§ THE REQUEST: Repeat the listing exactly as given, omitting every image.
** start of DATASET ROWS **
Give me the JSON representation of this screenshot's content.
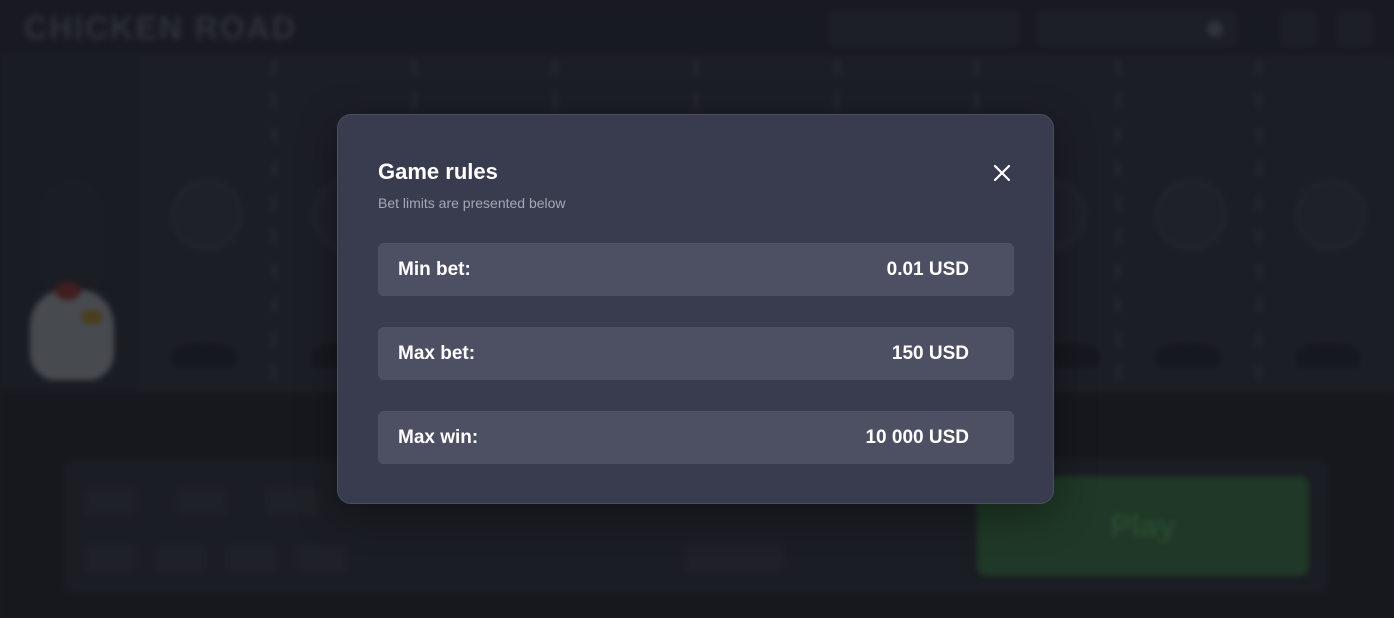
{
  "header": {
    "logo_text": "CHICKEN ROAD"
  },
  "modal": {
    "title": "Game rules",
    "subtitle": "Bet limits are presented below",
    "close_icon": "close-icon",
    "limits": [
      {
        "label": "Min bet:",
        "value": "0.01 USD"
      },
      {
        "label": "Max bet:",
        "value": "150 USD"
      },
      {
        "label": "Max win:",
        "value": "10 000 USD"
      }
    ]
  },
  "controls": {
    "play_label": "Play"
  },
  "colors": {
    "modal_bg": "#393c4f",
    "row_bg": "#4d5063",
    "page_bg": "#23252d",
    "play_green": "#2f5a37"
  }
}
** end of DATASET ROWS **
§ ANSWER TO THE PROBLEM:
Give me the JSON representation of this screenshot's content.
{
  "header": {
    "logo_text": "CHICKEN ROAD"
  },
  "modal": {
    "title": "Game rules",
    "subtitle": "Bet limits are presented below",
    "close_icon": "close-icon",
    "limits": [
      {
        "label": "Min bet:",
        "value": "0.01 USD"
      },
      {
        "label": "Max bet:",
        "value": "150 USD"
      },
      {
        "label": "Max win:",
        "value": "10 000 USD"
      }
    ]
  },
  "controls": {
    "play_label": "Play"
  },
  "colors": {
    "modal_bg": "#393c4f",
    "row_bg": "#4d5063",
    "page_bg": "#23252d",
    "play_green": "#2f5a37"
  }
}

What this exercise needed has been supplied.